> **Work to complete**
Single out each line with the word "values" and copy it.

> **Excerpted data**

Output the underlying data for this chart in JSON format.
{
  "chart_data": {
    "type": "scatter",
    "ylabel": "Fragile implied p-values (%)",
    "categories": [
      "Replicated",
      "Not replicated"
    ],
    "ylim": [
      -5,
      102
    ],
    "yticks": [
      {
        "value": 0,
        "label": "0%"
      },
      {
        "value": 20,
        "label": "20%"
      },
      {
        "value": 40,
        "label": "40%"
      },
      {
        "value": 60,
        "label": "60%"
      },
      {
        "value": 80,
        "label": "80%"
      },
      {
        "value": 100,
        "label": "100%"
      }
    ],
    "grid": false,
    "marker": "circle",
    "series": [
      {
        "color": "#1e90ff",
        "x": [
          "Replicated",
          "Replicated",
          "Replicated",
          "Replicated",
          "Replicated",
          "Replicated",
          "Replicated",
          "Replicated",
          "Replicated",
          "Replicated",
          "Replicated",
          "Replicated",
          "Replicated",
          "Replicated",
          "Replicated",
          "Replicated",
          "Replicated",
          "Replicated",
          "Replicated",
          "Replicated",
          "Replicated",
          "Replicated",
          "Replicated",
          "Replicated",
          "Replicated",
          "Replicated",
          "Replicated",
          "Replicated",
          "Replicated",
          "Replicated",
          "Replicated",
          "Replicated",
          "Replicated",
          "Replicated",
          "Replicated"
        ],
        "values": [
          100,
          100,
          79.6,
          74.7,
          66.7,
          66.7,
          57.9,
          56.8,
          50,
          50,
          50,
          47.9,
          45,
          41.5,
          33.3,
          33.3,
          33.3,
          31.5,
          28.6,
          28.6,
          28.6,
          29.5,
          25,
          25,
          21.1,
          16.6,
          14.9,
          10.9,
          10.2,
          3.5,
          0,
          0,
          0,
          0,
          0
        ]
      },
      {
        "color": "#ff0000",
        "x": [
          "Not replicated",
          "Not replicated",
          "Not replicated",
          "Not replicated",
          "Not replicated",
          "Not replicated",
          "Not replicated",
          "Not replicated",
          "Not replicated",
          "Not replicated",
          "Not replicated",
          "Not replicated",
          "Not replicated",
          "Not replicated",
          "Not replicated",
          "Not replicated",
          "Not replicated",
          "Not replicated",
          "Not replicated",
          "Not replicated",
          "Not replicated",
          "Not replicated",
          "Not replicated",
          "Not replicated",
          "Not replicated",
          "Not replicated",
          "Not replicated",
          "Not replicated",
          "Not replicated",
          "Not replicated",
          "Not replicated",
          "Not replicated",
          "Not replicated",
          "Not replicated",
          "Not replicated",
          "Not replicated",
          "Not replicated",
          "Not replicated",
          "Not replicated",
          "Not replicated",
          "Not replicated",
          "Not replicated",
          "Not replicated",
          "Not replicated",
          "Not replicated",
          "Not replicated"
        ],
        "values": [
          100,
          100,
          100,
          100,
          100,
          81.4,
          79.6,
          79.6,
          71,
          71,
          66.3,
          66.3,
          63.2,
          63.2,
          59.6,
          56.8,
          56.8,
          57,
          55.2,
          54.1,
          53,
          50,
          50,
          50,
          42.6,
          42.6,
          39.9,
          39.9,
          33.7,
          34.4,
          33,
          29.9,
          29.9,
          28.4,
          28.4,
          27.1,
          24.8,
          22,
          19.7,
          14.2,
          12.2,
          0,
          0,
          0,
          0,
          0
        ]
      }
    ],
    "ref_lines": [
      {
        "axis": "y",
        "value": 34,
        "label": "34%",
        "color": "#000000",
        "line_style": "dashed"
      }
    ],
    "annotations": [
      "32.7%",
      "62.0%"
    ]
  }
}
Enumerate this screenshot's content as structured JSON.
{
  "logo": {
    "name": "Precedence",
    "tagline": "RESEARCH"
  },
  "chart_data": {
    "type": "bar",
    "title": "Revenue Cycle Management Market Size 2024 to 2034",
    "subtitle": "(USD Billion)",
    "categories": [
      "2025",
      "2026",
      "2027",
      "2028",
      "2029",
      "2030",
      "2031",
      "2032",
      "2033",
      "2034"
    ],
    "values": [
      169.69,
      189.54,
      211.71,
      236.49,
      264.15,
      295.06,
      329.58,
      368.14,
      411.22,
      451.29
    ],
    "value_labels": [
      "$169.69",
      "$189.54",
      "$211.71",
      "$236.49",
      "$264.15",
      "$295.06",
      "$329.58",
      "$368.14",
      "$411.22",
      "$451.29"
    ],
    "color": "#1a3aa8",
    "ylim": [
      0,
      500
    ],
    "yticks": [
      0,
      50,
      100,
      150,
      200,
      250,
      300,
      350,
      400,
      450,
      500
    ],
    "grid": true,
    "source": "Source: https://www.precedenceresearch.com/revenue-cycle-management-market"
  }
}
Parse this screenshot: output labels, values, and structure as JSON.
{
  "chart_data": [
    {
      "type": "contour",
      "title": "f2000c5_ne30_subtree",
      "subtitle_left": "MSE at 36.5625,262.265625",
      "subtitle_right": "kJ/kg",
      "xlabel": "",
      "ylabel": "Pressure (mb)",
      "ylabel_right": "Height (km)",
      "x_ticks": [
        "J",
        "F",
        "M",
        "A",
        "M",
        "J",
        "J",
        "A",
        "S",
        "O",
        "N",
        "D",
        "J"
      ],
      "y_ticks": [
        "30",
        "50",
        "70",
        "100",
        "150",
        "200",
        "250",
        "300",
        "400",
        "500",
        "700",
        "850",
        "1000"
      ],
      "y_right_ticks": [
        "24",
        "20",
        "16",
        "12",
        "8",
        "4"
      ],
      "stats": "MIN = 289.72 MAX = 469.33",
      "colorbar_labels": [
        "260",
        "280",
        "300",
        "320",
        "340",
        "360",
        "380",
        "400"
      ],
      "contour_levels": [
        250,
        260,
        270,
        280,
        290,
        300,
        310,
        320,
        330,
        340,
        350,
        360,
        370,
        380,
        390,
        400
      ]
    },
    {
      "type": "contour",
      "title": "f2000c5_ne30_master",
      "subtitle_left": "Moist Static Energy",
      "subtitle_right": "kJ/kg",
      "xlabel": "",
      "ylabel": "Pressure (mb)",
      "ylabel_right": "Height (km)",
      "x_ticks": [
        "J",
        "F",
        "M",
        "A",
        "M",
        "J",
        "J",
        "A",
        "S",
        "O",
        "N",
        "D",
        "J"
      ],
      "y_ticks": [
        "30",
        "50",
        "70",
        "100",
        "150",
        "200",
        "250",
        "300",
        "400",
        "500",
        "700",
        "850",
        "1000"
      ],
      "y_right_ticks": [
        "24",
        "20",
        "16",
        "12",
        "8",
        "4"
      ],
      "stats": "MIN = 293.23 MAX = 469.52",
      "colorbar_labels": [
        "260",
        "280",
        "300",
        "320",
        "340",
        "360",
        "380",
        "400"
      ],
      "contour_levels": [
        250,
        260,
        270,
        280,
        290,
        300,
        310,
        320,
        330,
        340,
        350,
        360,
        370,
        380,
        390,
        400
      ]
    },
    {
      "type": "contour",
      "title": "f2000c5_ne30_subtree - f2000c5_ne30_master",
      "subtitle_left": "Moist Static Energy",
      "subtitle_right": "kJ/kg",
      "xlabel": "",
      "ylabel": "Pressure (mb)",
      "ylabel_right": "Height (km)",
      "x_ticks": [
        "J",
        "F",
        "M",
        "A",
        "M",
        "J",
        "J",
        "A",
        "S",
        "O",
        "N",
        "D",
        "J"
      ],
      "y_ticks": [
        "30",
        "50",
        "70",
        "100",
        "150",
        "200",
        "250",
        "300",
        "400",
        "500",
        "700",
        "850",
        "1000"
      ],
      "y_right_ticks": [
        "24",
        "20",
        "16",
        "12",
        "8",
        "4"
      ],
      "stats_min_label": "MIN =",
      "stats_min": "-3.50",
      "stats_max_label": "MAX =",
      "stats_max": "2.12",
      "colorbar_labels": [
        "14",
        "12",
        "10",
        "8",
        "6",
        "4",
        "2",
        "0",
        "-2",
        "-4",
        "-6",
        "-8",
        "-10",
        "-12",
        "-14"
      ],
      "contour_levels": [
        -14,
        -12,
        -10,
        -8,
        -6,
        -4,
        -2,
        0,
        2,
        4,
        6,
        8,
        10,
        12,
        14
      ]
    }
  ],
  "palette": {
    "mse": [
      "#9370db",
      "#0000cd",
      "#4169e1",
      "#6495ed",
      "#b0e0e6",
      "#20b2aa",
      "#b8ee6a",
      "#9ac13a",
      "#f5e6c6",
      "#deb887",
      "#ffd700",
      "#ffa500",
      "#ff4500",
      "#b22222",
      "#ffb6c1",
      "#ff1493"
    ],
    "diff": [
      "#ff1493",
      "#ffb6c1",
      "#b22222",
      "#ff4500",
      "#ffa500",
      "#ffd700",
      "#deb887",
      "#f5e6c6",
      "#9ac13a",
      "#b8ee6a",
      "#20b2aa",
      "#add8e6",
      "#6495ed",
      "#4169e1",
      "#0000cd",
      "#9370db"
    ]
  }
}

> **Finished task**
    "ylabel": "Fragile implied p-values (%)",
        "values": [
        "values": [
    "values": [
Parse this screenshot: output labels, values, and structure as JSON.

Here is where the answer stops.